____ Supplied data

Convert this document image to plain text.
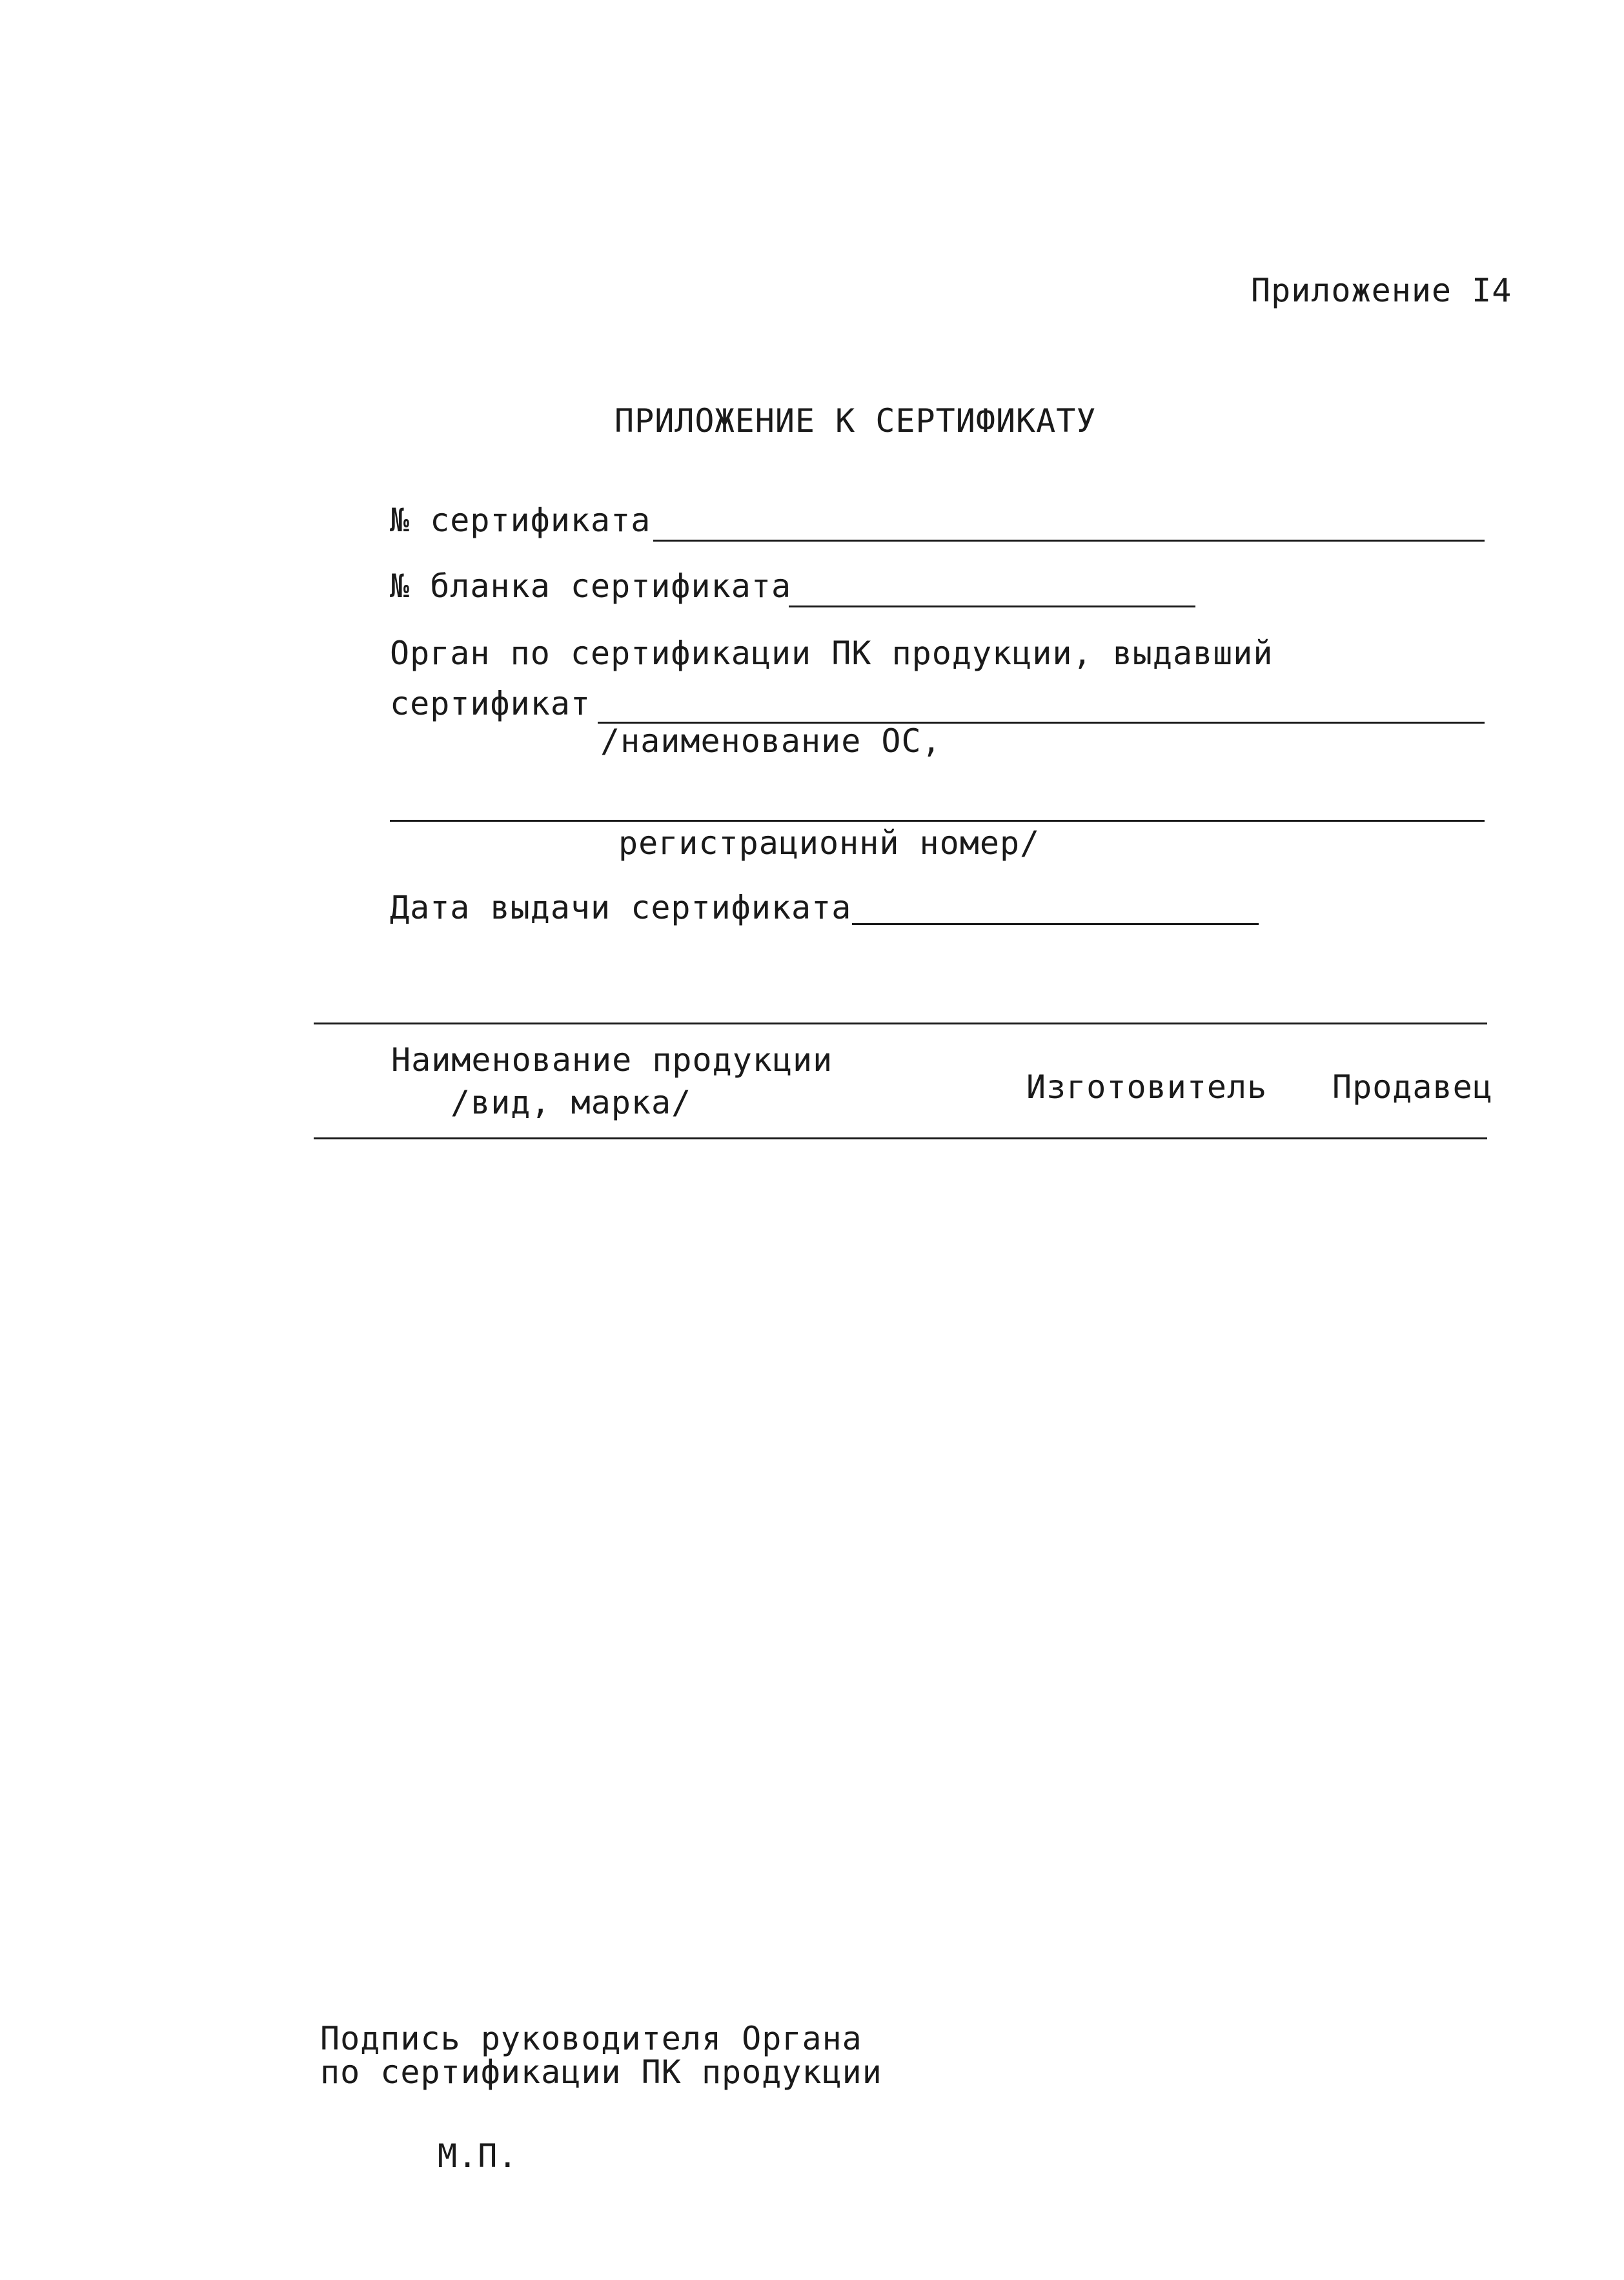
Приложение I4
ПРИЛОЖЕНИЕ К СЕРТИФИКАТУ
№ сертификата
№ бланка сертификата
Орган по сертификации ПК продукции, выдавший
сертификат
/наименование ОС,
регистрационнй номер/
Дата выдачи сертификата
Наименование продукции
/вид, марка/	Изготовитель Продавец
Подпись руководителя Органа
по сертификации ПК продукции
М.П.
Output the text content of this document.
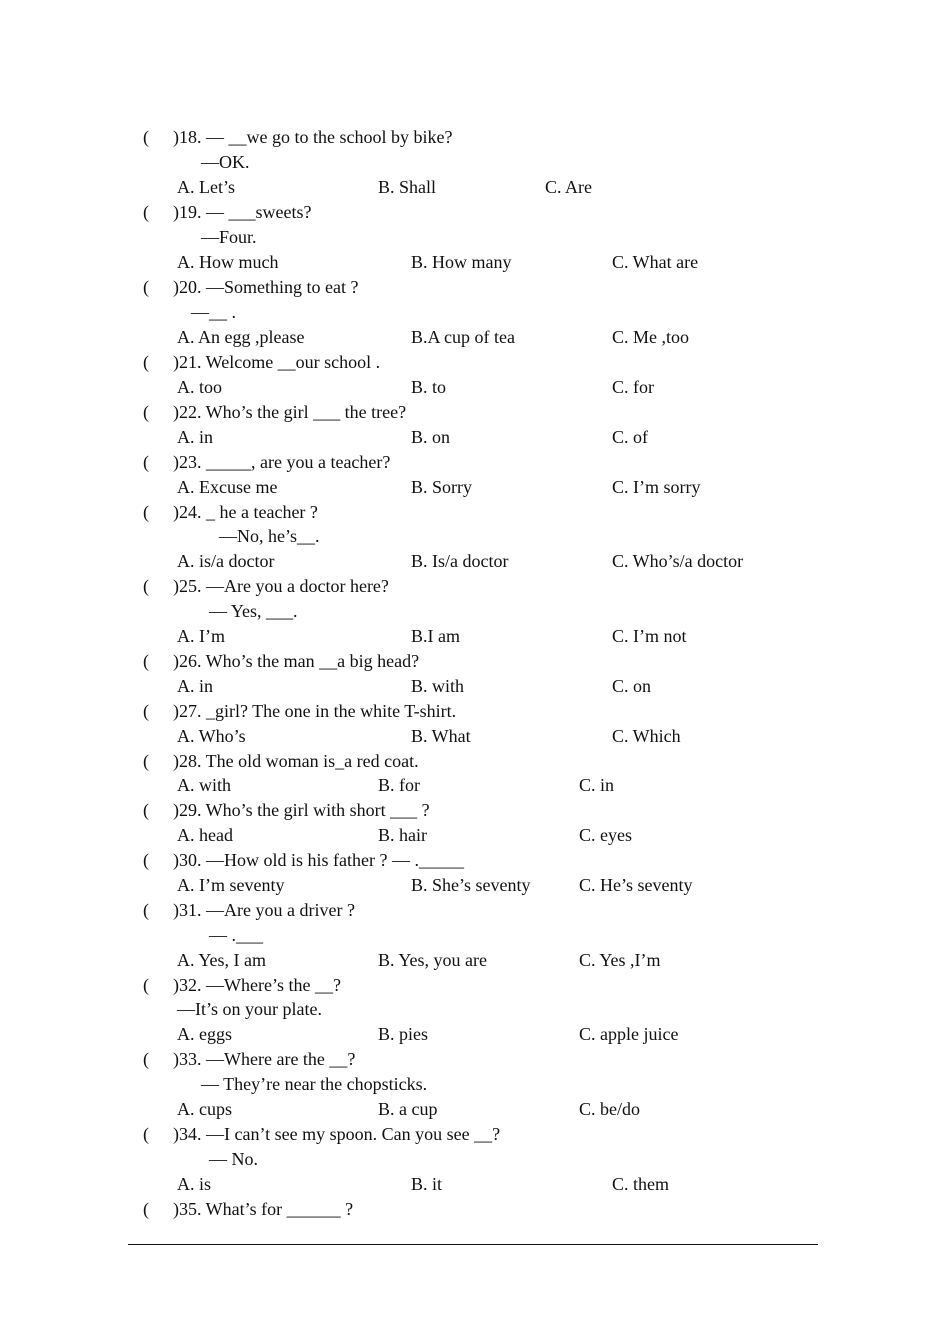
( )18. — __we go to the school by bike?
—OK.
A. Let’s	B. Shall	C. Are
( )19. — ___sweets?
—Four.
A. How much	B. How many	C. What are
( )20. —Something to eat ?
—__ .
A. An egg ,please	B.A cup of tea	C. Me ,too
( )21. Welcome __our school .
A. too	B. to	C. for
( )22. Who’s the girl ___ the tree?
A. in	B. on	C. of
( )23. _____, are you a teacher?
A. Excuse me	B. Sorry	C. I’m sorry
( )24. _ he a teacher ?
—No, he’s__.
A. is/a doctor	B. Is/a doctor	C. Who’s/a doctor
( )25. —Are you a doctor here?
— Yes, ___.
A. I’m	B.I am	C. I’m not
( )26. Who’s the man __a big head?
A. in	B. with	C. on
( )27. _girl? The one in the white T-shirt.
A. Who’s	B. What	C. Which
( )28. The old woman is_a red coat.
A. with	B. for	C. in
( )29. Who’s the girl with short ___ ?
A. head	B. hair	C. eyes
( )30. —How old is his father ? — ._____
A. I’m seventy	B. She’s seventy	C. He’s seventy
( )31. —Are you a driver ?
— .___
A. Yes, I am	B. Yes, you are	C. Yes ,I’m
( )32. —Where’s the __?
—It’s on your plate.
A. eggs	B. pies	C. apple juice
( )33. —Where are the __?
— They’re near the chopsticks.
A. cups	B. a cup	C. be/do
( )34. —I can’t see my spoon. Can you see __?
— No.
A. is	B. it	C. them
( )35. What’s for ______ ?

________

Transcribe every entry word for word, but omit the pictures.

- **Exercise output**:
Convert this document image to plain text.
Приложение I4
ПРИЛОЖЕНИЕ К СЕРТИФИКАТУ
№ сертификата
№ бланка сертификата
Орган по сертификации ПК продукции, выдавший
сертификат
/наименование ОС,
регистрационнй номер/
Дата выдачи сертификата
Наименование продукции
/вид, марка/	Изготовитель Продавец
Подпись руководителя Органа
по сертификации ПК продукции
М.П.
Output the text content of this document.
( )18. — __we go to the school by bike?
—OK.
A. Let’s	B. Shall	C. Are
( )19. — ___sweets?
—Four.
A. How much	B. How many	C. What are
( )20. —Something to eat ?
—__ .
A. An egg ,please	B.A cup of tea	C. Me ,too
( )21. Welcome __our school .
A. too	B. to	C. for
( )22. Who’s the girl ___ the tree?
A. in	B. on	C. of
( )23. _____, are you a teacher?
A. Excuse me	B. Sorry	C. I’m sorry
( )24. _ he a teacher ?
—No, he’s__.
A. is/a doctor	B. Is/a doctor	C. Who’s/a doctor
( )25. —Are you a doctor here?
— Yes, ___.
A. I’m	B.I am	C. I’m not
( )26. Who’s the man __a big head?
A. in	B. with	C. on
( )27. _girl? The one in the white T-shirt.
A. Who’s	B. What	C. Which
( )28. The old woman is_a red coat.
A. with	B. for	C. in
( )29. Who’s the girl with short ___ ?
A. head	B. hair	C. eyes
( )30. —How old is his father ? — ._____
A. I’m seventy	B. She’s seventy	C. He’s seventy
( )31. —Are you a driver ?
— .___
A. Yes, I am	B. Yes, you are	C. Yes ,I’m
( )32. —Where’s the __?
—It’s on your plate.
A. eggs	B. pies	C. apple juice
( )33. —Where are the __?
— They’re near the chopsticks.
A. cups	B. a cup	C. be/do
( )34. —I can’t see my spoon. Can you see __?
— No.
A. is	B. it	C. them
( )35. What’s for ______ ?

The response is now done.